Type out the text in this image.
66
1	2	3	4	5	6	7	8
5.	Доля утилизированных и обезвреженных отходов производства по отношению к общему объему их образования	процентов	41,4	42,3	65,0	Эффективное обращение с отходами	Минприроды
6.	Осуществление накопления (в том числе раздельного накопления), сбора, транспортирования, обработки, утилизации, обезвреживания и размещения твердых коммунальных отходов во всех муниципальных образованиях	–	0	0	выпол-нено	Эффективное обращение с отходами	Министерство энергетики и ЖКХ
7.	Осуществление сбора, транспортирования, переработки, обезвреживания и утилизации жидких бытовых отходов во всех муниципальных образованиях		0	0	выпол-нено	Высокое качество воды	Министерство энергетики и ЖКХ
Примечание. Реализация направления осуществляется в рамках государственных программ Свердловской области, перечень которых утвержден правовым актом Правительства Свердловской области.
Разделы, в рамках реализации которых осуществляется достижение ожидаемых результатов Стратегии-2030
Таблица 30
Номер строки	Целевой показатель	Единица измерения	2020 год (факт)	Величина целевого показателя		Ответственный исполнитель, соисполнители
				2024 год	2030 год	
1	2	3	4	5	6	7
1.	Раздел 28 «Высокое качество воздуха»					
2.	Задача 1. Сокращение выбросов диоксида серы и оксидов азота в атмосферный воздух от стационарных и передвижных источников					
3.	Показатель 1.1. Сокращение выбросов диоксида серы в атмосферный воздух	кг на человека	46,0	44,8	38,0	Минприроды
------------------------------------------------
> Aim of the task:
Go through the records above and set each one down exactly, please.

> Result below:
Type out the text in this image.
66
1	2	3	4	5	6	7	8
5.	Доля утилизированных и обезвреженных отходов производства по отношению к общему объему их образования	процентов	41,4	42,3	65,0	Эффективное обращение с отходами	Минприроды
6.	Осуществление накопления (в том числе раздельного накопления), сбора, транспортирования, обработки, утилизации, обезвреживания и размещения твердых коммунальных отходов во всех муниципальных образованиях	–	0	0	выпол-нено	Эффективное обращение с отходами	Министерство энергетики и ЖКХ
7.	Осуществление сбора, транспортирования, переработки, обезвреживания и утилизации жидких бытовых отходов во всех муниципальных образованиях		0	0	выпол-нено	Высокое качество воды	Министерство энергетики и ЖКХ
Примечание. Реализация направления осуществляется в рамках государственных программ Свердловской области, перечень которых утвержден правовым актом Правительства Свердловской области.
Разделы, в рамках реализации которых осуществляется достижение ожидаемых результатов Стратегии-2030
Таблица 30
Номер строки	Целевой показатель	Единица измерения	2020 год (факт)	Величина целевого показателя		Ответственный исполнитель, соисполнители
				2024 год	2030 год	
1	2	3	4	5	6	7
1.	Раздел 28 «Высокое качество воздуха»					
2.	Задача 1. Сокращение выбросов диоксида серы и оксидов азота в атмосферный воздух от стационарных и передвижных источников					
3.	Показатель 1.1. Сокращение выбросов диоксида серы в атмосферный воздух	кг на человека	46,0	44,8	38,0	Минприроды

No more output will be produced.